**WORK TO DO:** Could you format every line of the listing below as a Markdown table with the columns "No." and "Line," numbering each row and leaving out blank lines and the pictures?

## START RECORDS FOR THIS TASK

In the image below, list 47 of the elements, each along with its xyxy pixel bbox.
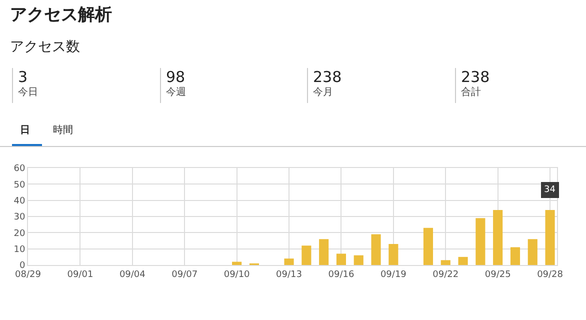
bar — [458, 256, 468, 265]
x-tick-label: 09/01 — [67, 270, 94, 280]
text: 今月 — [313, 86, 334, 100]
y-tick-label: 30 — [14, 212, 26, 223]
text: アクセス解析 — [10, 4, 112, 26]
y-tick-label: 10 — [14, 244, 26, 255]
annotation: 34 — [544, 185, 556, 195]
text: アクセス数 — [10, 38, 80, 56]
bar — [302, 246, 312, 265]
bar — [354, 255, 364, 265]
y-tick-label: 60 — [14, 164, 26, 174]
x-tick-label: 09/13 — [276, 270, 302, 280]
bar — [336, 254, 346, 265]
text: 時間 — [53, 124, 73, 137]
text: 3 — [18, 68, 29, 86]
x-tick-label: 09/22 — [432, 270, 459, 280]
text: 日 — [20, 124, 30, 137]
x-tick-label: 09/25 — [484, 270, 511, 280]
x-tick-label: 09/19 — [380, 270, 407, 280]
bar — [284, 258, 294, 265]
y-tick-label: 40 — [14, 196, 26, 206]
bar — [319, 239, 329, 265]
y-tick-label: 0 — [19, 261, 26, 272]
x-tick-label: 09/04 — [119, 270, 146, 280]
x-tick-label: 09/16 — [328, 270, 354, 280]
text: 合計 — [461, 86, 482, 100]
y-tick-label: 20 — [14, 228, 26, 239]
bar — [545, 210, 555, 265]
bar — [510, 247, 520, 265]
bar — [232, 262, 242, 265]
y-tick-label: 50 — [14, 180, 26, 190]
text: 今日 — [18, 86, 38, 100]
bar — [476, 218, 486, 265]
bar — [440, 260, 450, 265]
text: 98 — [166, 68, 186, 86]
x-tick-label: 08/29 — [15, 270, 42, 280]
bar — [528, 239, 538, 265]
x-tick-label: 09/07 — [172, 270, 198, 280]
text: 今週 — [166, 86, 186, 100]
x-tick-label: 09/10 — [224, 270, 250, 280]
bar — [388, 244, 398, 265]
text: 238 — [461, 68, 490, 86]
x-tick-label: 09/28 — [537, 270, 564, 280]
bar — [493, 210, 503, 265]
bar — [371, 234, 381, 265]
text: 238 — [313, 68, 342, 86]
bar — [423, 228, 434, 265]
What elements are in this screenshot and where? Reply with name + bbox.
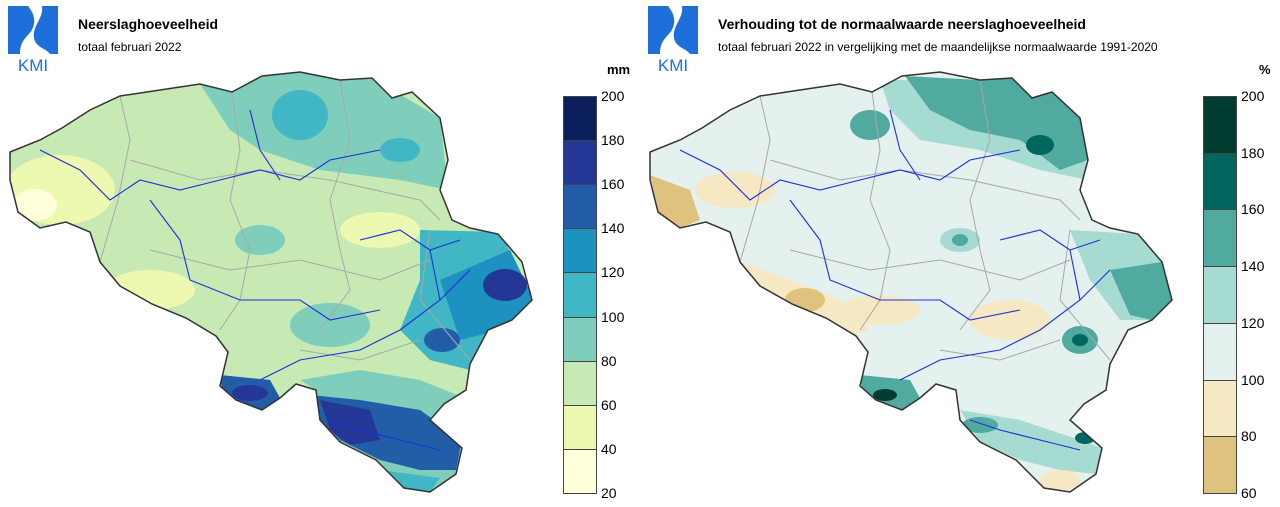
logo-text: KMI bbox=[18, 56, 48, 74]
legend-tick-label: 100 bbox=[1241, 371, 1265, 388]
legend-swatch bbox=[563, 272, 597, 318]
legend-tick-label: 140 bbox=[601, 220, 625, 237]
legend-tick-label: 140 bbox=[1241, 258, 1265, 275]
legend-swatch bbox=[1203, 209, 1237, 268]
legend-tick-label: 180 bbox=[1241, 144, 1265, 161]
legend-tick-label: 80 bbox=[1241, 428, 1257, 445]
logo-text: KMI bbox=[658, 56, 688, 74]
map-title: Verhouding tot de normaalwaarde neerslag… bbox=[718, 16, 1086, 32]
precipitation-panel: KMI Neerslaghoeveelheid totaal februari … bbox=[8, 6, 631, 500]
belgium-precipitation-map bbox=[9, 71, 533, 493]
legend-swatch bbox=[563, 404, 597, 450]
legend-tick-label: 60 bbox=[601, 396, 617, 413]
legend-tick-label: 80 bbox=[601, 352, 617, 369]
legend-tick-label: 160 bbox=[1241, 201, 1265, 218]
legend-swatch bbox=[1203, 322, 1237, 381]
legend-tick-label: 200 bbox=[601, 88, 625, 104]
legend-tick-label: 120 bbox=[1241, 314, 1265, 331]
precip-field bbox=[10, 72, 532, 492]
legend-tick-label: 180 bbox=[601, 132, 625, 149]
legend-swatch bbox=[563, 316, 597, 362]
legend-swatch bbox=[1203, 436, 1237, 494]
legend-unit: mm bbox=[607, 62, 631, 77]
legend-swatch bbox=[563, 184, 597, 230]
legend-swatch bbox=[563, 360, 597, 406]
legend-unit: % bbox=[1259, 62, 1271, 77]
legend-tick-label: 120 bbox=[601, 264, 625, 281]
legend-swatch bbox=[563, 228, 597, 274]
legend-tick-label: 200 bbox=[1241, 88, 1265, 104]
province-borders bbox=[739, 79, 1111, 361]
country-border bbox=[649, 71, 1173, 493]
kmi-logo: KMI bbox=[648, 6, 698, 74]
legend-swatch bbox=[1203, 266, 1237, 324]
legend-tick-label: 20 bbox=[601, 485, 617, 501]
legend-tick-label: 160 bbox=[601, 176, 625, 193]
map-subtitle: totaal februari 2022 in vergelijking met… bbox=[718, 40, 1158, 54]
kmi-logo: KMI bbox=[8, 6, 58, 74]
map-subtitle: totaal februari 2022 bbox=[78, 40, 182, 54]
legend-swatch bbox=[563, 140, 597, 186]
province-borders bbox=[99, 79, 471, 361]
legend-swatch bbox=[563, 96, 597, 142]
map-title: Neerslaghoeveelheid bbox=[78, 16, 219, 32]
ratio-panel: KMI Verhouding tot de normaalwaarde neer… bbox=[640, 0, 1280, 507]
belgium-ratio-map bbox=[649, 71, 1173, 493]
legend-swatch bbox=[1203, 96, 1237, 154]
legend-swatch bbox=[1203, 152, 1237, 211]
ratio-legend: 200 180 160 140 120 100 80 60 bbox=[1203, 89, 1264, 500]
precipitation-legend: 200 180 160 140 120 100 80 60 40 20 bbox=[563, 89, 624, 500]
rivers bbox=[679, 109, 1111, 451]
country-border bbox=[9, 71, 533, 493]
legend-swatch bbox=[563, 448, 597, 494]
ratio-field bbox=[650, 72, 1172, 492]
rivers bbox=[39, 109, 471, 451]
legend-tick-label: 40 bbox=[601, 440, 617, 457]
legend-tick-label: 60 bbox=[1241, 485, 1257, 501]
legend-tick-label: 100 bbox=[601, 308, 625, 325]
legend-swatch bbox=[1203, 379, 1237, 438]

## END RECORDS FOR THIS TASK

**SOLUTION:**
| No. | Line |
|---|---|
| 1 | In the image below, list 47 of the elements, each along with its xyxy pixel bbox. |
| 2 | bar — [458, 256, 468, 265] |
| 3 | x-tick-label: 09/01 — [67, 270, 94, 280] |
| 4 | text: 今月 — [313, 86, 334, 100] |
| 5 | y-tick-label: 30 — [14, 212, 26, 223] |
| 6 | text: アクセス解析 — [10, 4, 112, 26] |
| 7 | y-tick-label: 10 — [14, 244, 26, 255] |
| 8 | annotation: 34 — [544, 185, 556, 195] |
| 9 | text: アクセス数 — [10, 38, 80, 56] |
| 10 | bar — [302, 246, 312, 265] |
| 11 | bar — [354, 255, 364, 265] |
| 12 | y-tick-label: 60 — [14, 164, 26, 174] |
| 13 | x-tick-label: 09/13 — [276, 270, 302, 280] |
| 14 | bar — [336, 254, 346, 265] |
| 15 | text: 時間 — [53, 124, 73, 137] |
| 16 | text: 3 — [18, 68, 29, 86] |
| 17 | x-tick-label: 09/22 — [432, 270, 459, 280] |
| 18 | text: 日 — [20, 124, 30, 137] |
| 19 | x-tick-label: 09/25 — [484, 270, 511, 280] |
| 20 | x-tick-label: 09/19 — [380, 270, 407, 280] |
| 21 | bar — [284, 258, 294, 265] |
| 22 | y-tick-label: 40 — [14, 196, 26, 206] |
| 23 | bar — [319, 239, 329, 265] |
| 24 | y-tick-label: 0 — [19, 261, 26, 272] |
| 25 | x-tick-label: 09/04 — [119, 270, 146, 280] |
| 26 | x-tick-label: 09/16 — [328, 270, 354, 280] |
| 27 | text: 合計 — [461, 86, 482, 100] |
| 28 | y-tick-label: 20 — [14, 228, 26, 239] |
| 29 | bar — [545, 210, 555, 265] |
| 30 | bar — [510, 247, 520, 265] |
| 31 | bar — [232, 262, 242, 265] |
| 32 | y-tick-label: 50 — [14, 180, 26, 190] |
| 33 | text: 今日 — [18, 86, 38, 100] |
| 34 | bar — [476, 218, 486, 265] |
| 35 | bar — [440, 260, 450, 265] |
| 36 | text: 98 — [166, 68, 186, 86] |
| 37 | x-tick-label: 08/29 — [15, 270, 42, 280] |
| 38 | bar — [528, 239, 538, 265] |
| 39 | x-tick-label: 09/07 — [172, 270, 198, 280] |
| 40 | text: 今週 — [166, 86, 186, 100] |
| 41 | x-tick-label: 09/10 — [224, 270, 250, 280] |
| 42 | bar — [388, 244, 398, 265] |
| 43 | text: 238 — [461, 68, 490, 86] |
| 44 | x-tick-label: 09/28 — [537, 270, 564, 280] |
| 45 | bar — [493, 210, 503, 265] |
| 46 | bar — [371, 234, 381, 265] |
| 47 | text: 238 — [313, 68, 342, 86] |
| 48 | bar — [423, 228, 434, 265] |
| 49 | What elements are in this screenshot and where? Reply with name + bbox. |
| 50 | logo-text: KMI bbox=[18, 56, 48, 74] |
| 51 | legend-tick-label: 100 bbox=[1241, 371, 1265, 388] |
| 52 | legend-swatch bbox=[563, 272, 597, 318] |
| 53 | legend-tick-label: 140 bbox=[601, 220, 625, 237] |
| 54 | legend-tick-label: 140 bbox=[1241, 258, 1265, 275] |
| 55 | legend-swatch bbox=[1203, 209, 1237, 268] |
| 56 | legend-tick-label: 180 bbox=[1241, 144, 1265, 161] |
| 57 | legend-tick-label: 80 bbox=[1241, 428, 1257, 445] |
| 58 | logo-text: KMI bbox=[658, 56, 688, 74] |
| 59 | map-title: Verhouding tot de normaalwaarde neerslag… bbox=[718, 16, 1086, 32] |
| 60 | precipitation-panel: KMI Neerslaghoeveelheid totaal februari … bbox=[8, 6, 631, 500] |
| 61 | belgium-precipitation-map bbox=[9, 71, 533, 493] |
| 62 | legend-swatch bbox=[563, 404, 597, 450] |
| 63 | legend-tick-label: 60 bbox=[601, 396, 617, 413] |
| 64 | legend-tick-label: 80 bbox=[601, 352, 617, 369] |
| 65 | legend-tick-label: 160 bbox=[1241, 201, 1265, 218] |
| 66 | legend-swatch bbox=[1203, 322, 1237, 381] |
| 67 | legend-tick-label: 200 bbox=[601, 88, 625, 104] |
| 68 | legend-tick-label: 120 bbox=[1241, 314, 1265, 331] |
| 69 | precip-field bbox=[10, 72, 532, 492] |
| 70 | legend-tick-label: 180 bbox=[601, 132, 625, 149] |
| 71 | legend-swatch bbox=[563, 316, 597, 362] |
| 72 | legend-swatch bbox=[1203, 436, 1237, 494] |
| 73 | legend-unit: mm bbox=[607, 62, 631, 77] |
| 74 | legend-swatch bbox=[563, 184, 597, 230] |
| 75 | legend-swatch bbox=[563, 360, 597, 406] |
| 76 | legend-unit: % bbox=[1259, 62, 1271, 77] |
| 77 | legend-tick-label: 120 bbox=[601, 264, 625, 281] |
| 78 | legend-swatch bbox=[563, 228, 597, 274] |
| 79 | legend-tick-label: 200 bbox=[1241, 88, 1265, 104] |
| 80 | province-borders bbox=[739, 79, 1111, 361] |
| 81 | country-border bbox=[649, 71, 1173, 493] |
| 82 | kmi-logo: KMI bbox=[648, 6, 698, 74] |
| 83 | legend-swatch bbox=[1203, 266, 1237, 324] |
| 84 | legend-tick-label: 20 bbox=[601, 485, 617, 501] |
| 85 | legend-tick-label: 160 bbox=[601, 176, 625, 193] |
| 86 | map-subtitle: totaal februari 2022 in vergelijking met… bbox=[718, 40, 1158, 54] |
| 87 | kmi-logo: KMI bbox=[8, 6, 58, 74] |
| 88 | map-subtitle: totaal februari 2022 bbox=[78, 40, 182, 54] |
| 89 | legend-swatch bbox=[563, 140, 597, 186] |
| 90 | province-borders bbox=[99, 79, 471, 361] |
| 91 | legend-swatch bbox=[563, 96, 597, 142] |
| 92 | map-title: Neerslaghoeveelheid bbox=[78, 16, 219, 32] |
| 93 | ratio-panel: KMI Verhouding tot de normaalwaarde neer… bbox=[640, 0, 1280, 507] |
| 94 | belgium-ratio-map bbox=[649, 71, 1173, 493] |
| 95 | legend-swatch bbox=[1203, 96, 1237, 154] |
| 96 | legend-swatch bbox=[1203, 152, 1237, 211] |
| 97 | ratio-legend: 200 180 160 140 120 100 80 60 bbox=[1203, 89, 1264, 500] |
| 98 | precipitation-legend: 200 180 160 140 120 100 80 60 40 20 bbox=[563, 89, 624, 500] |
| 99 | rivers bbox=[679, 109, 1111, 451] |
| 100 | country-border bbox=[9, 71, 533, 493] |
| 101 | legend-swatch bbox=[563, 448, 597, 494] |
| 102 | ratio-field bbox=[650, 72, 1172, 492] |
| 103 | rivers bbox=[39, 109, 471, 451] |
| 104 | legend-tick-label: 40 bbox=[601, 440, 617, 457] |
| 105 | legend-tick-label: 60 bbox=[1241, 485, 1257, 501] |
| 106 | legend-tick-label: 100 bbox=[601, 308, 625, 325] |
| 107 | legend-swatch bbox=[1203, 379, 1237, 438] |